Entries of transcribed document text:
=== Section Start ===
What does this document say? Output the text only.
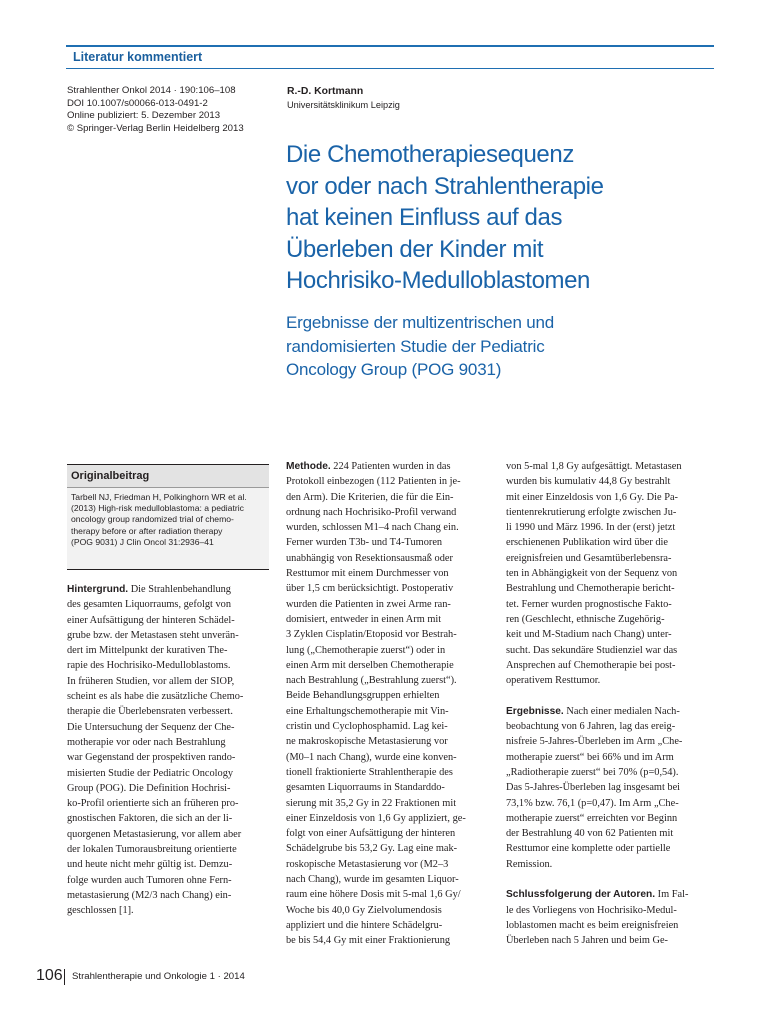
Literatur kommentiert
Strahlenther Onkol 2014 · 190:106–108
DOI 10.1007/s00066-013-0491-2
Online publiziert: 5. Dezember 2013
© Springer-Verlag Berlin Heidelberg 2013
R.-D. Kortmann
Universitätsklinikum Leipzig
Die Chemotherapiesequenz
vor oder nach Strahlentherapie
hat keinen Einfluss auf das
Überleben der Kinder mit
Hochrisiko-Medulloblastomen
Ergebnisse der multizentrischen und
randomisierten Studie der Pediatric
Oncology Group (POG 9031)
Originalbeitrag
Tarbell NJ, Friedman H, Polkinghorn WR et al.
(2013) High-risk medulloblastoma: a pediatric
oncology group randomized trial of chemo-
therapy before or after radiation therapy
(POG 9031) J Clin Oncol 31:2936–41
Hintergrund. Die Strahlenbehandlung
des gesamten Liquorraums, gefolgt von
einer Aufsättigung der hinteren Schädel-
grube bzw. der Metastasen steht unverän-
dert im Mittelpunkt der kurativen The-
rapie des Hochrisiko-Medulloblastoms.
In früheren Studien, vor allem der SIOP,
scheint es als habe die zusätzliche Chemo-
therapie die Überlebensraten verbessert.
Die Untersuchung der Sequenz der Che-
motherapie vor oder nach Bestrahlung
war Gegenstand der prospektiven rando-
misierten Studie der Pediatric Oncology
Group (POG). Die Definition Hochrisi-
ko-Profil orientierte sich an früheren pro-
gnostischen Faktoren, die sich an der li-
quorgenen Metastasierung, vor allem aber
der lokalen Tumorausbreitung orientierte
und heute nicht mehr gültig ist. Demzu-
folge wurden auch Tumoren ohne Fern-
metastasierung (M2/3 nach Chang) ein-
geschlossen [1].
Methode. 224 Patienten wurden in das
Protokoll einbezogen (112 Patienten in je-
den Arm). Die Kriterien, die für die Ein-
ordnung nach Hochrisiko-Profil verwand
wurden, schlossen M1–4 nach Chang ein.
Ferner wurden T3b- und T4-Tumoren
unabhängig von Resektionsausmaß oder
Resttumor mit einem Durchmesser von
über 1,5 cm berücksichtigt. Postoperativ
wurden die Patienten in zwei Arme ran-
domisiert, entweder in einen Arm mit
3 Zyklen Cisplatin/Etoposid vor Bestrah-
lung („Chemotherapie zuerst“) oder in
einen Arm mit derselben Chemotherapie
nach Bestrahlung („Bestrahlung zuerst“).
Beide Behandlungsgruppen erhielten
eine Erhaltungschemotherapie mit Vin-
cristin und Cyclophosphamid. Lag kei-
ne makroskopische Metastasierung vor
(M0–1 nach Chang), wurde eine konven-
tionell fraktionierte Strahlentherapie des
gesamten Liquorraums in Standarddo-
sierung mit 35,2 Gy in 22 Fraktionen mit
einer Einzeldosis von 1,6 Gy appliziert, ge-
folgt von einer Aufsättigung der hinteren
Schädelgrube bis 53,2 Gy. Lag eine mak-
roskopische Metastasierung vor (M2–3
nach Chang), wurde im gesamten Liquor-
raum eine höhere Dosis mit 5-mal 1,6 Gy/
Woche bis 40,0 Gy Zielvolumendosis
appliziert und die hintere Schädelgru-
be bis 54,4 Gy mit einer Fraktionierung
von 5-mal 1,8 Gy aufgesättigt. Metastasen
wurden bis kumulativ 44,8 Gy bestrahlt
mit einer Einzeldosis von 1,6 Gy. Die Pa-
tientenrekrutierung erfolgte zwischen Ju-
li 1990 und März 1996. In der (erst) jetzt
erschienenen Publikation wird über die
ereignisfreien und Gesamtüberlebensra-
ten in Abhängigkeit von der Sequenz von
Bestrahlung und Chemotherapie bericht-
tet. Ferner wurden prognostische Fakto-
ren (Geschlecht, ethnische Zugehörig-
keit und M-Stadium nach Chang) unter-
sucht. Das sekundäre Studienziel war das
Ansprechen auf Chemotherapie bei post-
operativem Resttumor.
Ergebnisse. Nach einer medialen Nach-
beobachtung von 6 Jahren, lag das ereig-
nisfreie 5-Jahres-Überleben im Arm „Che-
motherapie zuerst“ bei 66% und im Arm
„Radiotherapie zuerst“ bei 70% (p=0,54).
Das 5-Jahres-Überleben lag insgesamt bei
73,1% bzw. 76,1 (p=0,47). Im Arm „Che-
motherapie zuerst“ erreichten vor Beginn
der Bestrahlung 40 von 62 Patienten mit
Resttumor eine komplette oder partielle
Remission.
Schlussfolgerung der Autoren. Im Fal-
le des Vorliegens von Hochrisiko-Medul-
loblastomen macht es beim ereignisfreien
Überleben nach 5 Jahren und beim Ge-
106 Strahlentherapie und Onkologie 1 · 2014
=== Section End ===
DIRECTIONS. Give back every entry in full, exactly as written, with no picture included.

SOLUTION TO THIS EXERCISE.
What does this document say? Output the text only.
Literatur kommentiert
Strahlenther Onkol 2014 · 190:106–108
DOI 10.1007/s00066-013-0491-2
Online publiziert: 5. Dezember 2013
© Springer-Verlag Berlin Heidelberg 2013
R.-D. Kortmann
Universitätsklinikum Leipzig
Die Chemotherapiesequenz
vor oder nach Strahlentherapie
hat keinen Einfluss auf das
Überleben der Kinder mit
Hochrisiko-Medulloblastomen
Ergebnisse der multizentrischen und
randomisierten Studie der Pediatric
Oncology Group (POG 9031)
Originalbeitrag
Tarbell NJ, Friedman H, Polkinghorn WR et al.
(2013) High-risk medulloblastoma: a pediatric
oncology group randomized trial of chemo-
therapy before or after radiation therapy
(POG 9031) J Clin Oncol 31:2936–41
Hintergrund. Die Strahlenbehandlung
des gesamten Liquorraums, gefolgt von
einer Aufsättigung der hinteren Schädel-
grube bzw. der Metastasen steht unverän-
dert im Mittelpunkt der kurativen The-
rapie des Hochrisiko-Medulloblastoms.
In früheren Studien, vor allem der SIOP,
scheint es als habe die zusätzliche Chemo-
therapie die Überlebensraten verbessert.
Die Untersuchung der Sequenz der Che-
motherapie vor oder nach Bestrahlung
war Gegenstand der prospektiven rando-
misierten Studie der Pediatric Oncology
Group (POG). Die Definition Hochrisi-
ko-Profil orientierte sich an früheren pro-
gnostischen Faktoren, die sich an der li-
quorgenen Metastasierung, vor allem aber
der lokalen Tumorausbreitung orientierte
und heute nicht mehr gültig ist. Demzu-
folge wurden auch Tumoren ohne Fern-
metastasierung (M2/3 nach Chang) ein-
geschlossen [1].
Methode. 224 Patienten wurden in das
Protokoll einbezogen (112 Patienten in je-
den Arm). Die Kriterien, die für die Ein-
ordnung nach Hochrisiko-Profil verwand
wurden, schlossen M1–4 nach Chang ein.
Ferner wurden T3b- und T4-Tumoren
unabhängig von Resektionsausmaß oder
Resttumor mit einem Durchmesser von
über 1,5 cm berücksichtigt. Postoperativ
wurden die Patienten in zwei Arme ran-
domisiert, entweder in einen Arm mit
3 Zyklen Cisplatin/Etoposid vor Bestrah-
lung („Chemotherapie zuerst“) oder in
einen Arm mit derselben Chemotherapie
nach Bestrahlung („Bestrahlung zuerst“).
Beide Behandlungsgruppen erhielten
eine Erhaltungschemotherapie mit Vin-
cristin und Cyclophosphamid. Lag kei-
ne makroskopische Metastasierung vor
(M0–1 nach Chang), wurde eine konven-
tionell fraktionierte Strahlentherapie des
gesamten Liquorraums in Standarddo-
sierung mit 35,2 Gy in 22 Fraktionen mit
einer Einzeldosis von 1,6 Gy appliziert, ge-
folgt von einer Aufsättigung der hinteren
Schädelgrube bis 53,2 Gy. Lag eine mak-
roskopische Metastasierung vor (M2–3
nach Chang), wurde im gesamten Liquor-
raum eine höhere Dosis mit 5-mal 1,6 Gy/
Woche bis 40,0 Gy Zielvolumendosis
appliziert und die hintere Schädelgru-
be bis 54,4 Gy mit einer Fraktionierung
von 5-mal 1,8 Gy aufgesättigt. Metastasen
wurden bis kumulativ 44,8 Gy bestrahlt
mit einer Einzeldosis von 1,6 Gy. Die Pa-
tientenrekrutierung erfolgte zwischen Ju-
li 1990 und März 1996. In der (erst) jetzt
erschienenen Publikation wird über die
ereignisfreien und Gesamtüberlebensra-
ten in Abhängigkeit von der Sequenz von
Bestrahlung und Chemotherapie bericht-
tet. Ferner wurden prognostische Fakto-
ren (Geschlecht, ethnische Zugehörig-
keit und M-Stadium nach Chang) unter-
sucht. Das sekundäre Studienziel war das
Ansprechen auf Chemotherapie bei post-
operativem Resttumor.
Ergebnisse. Nach einer medialen Nach-
beobachtung von 6 Jahren, lag das ereig-
nisfreie 5-Jahres-Überleben im Arm „Che-
motherapie zuerst“ bei 66% und im Arm
„Radiotherapie zuerst“ bei 70% (p=0,54).
Das 5-Jahres-Überleben lag insgesamt bei
73,1% bzw. 76,1 (p=0,47). Im Arm „Che-
motherapie zuerst“ erreichten vor Beginn
der Bestrahlung 40 von 62 Patienten mit
Resttumor eine komplette oder partielle
Remission.
Schlussfolgerung der Autoren. Im Fal-
le des Vorliegens von Hochrisiko-Medul-
loblastomen macht es beim ereignisfreien
Überleben nach 5 Jahren und beim Ge-
106 Strahlentherapie und Onkologie 1 · 2014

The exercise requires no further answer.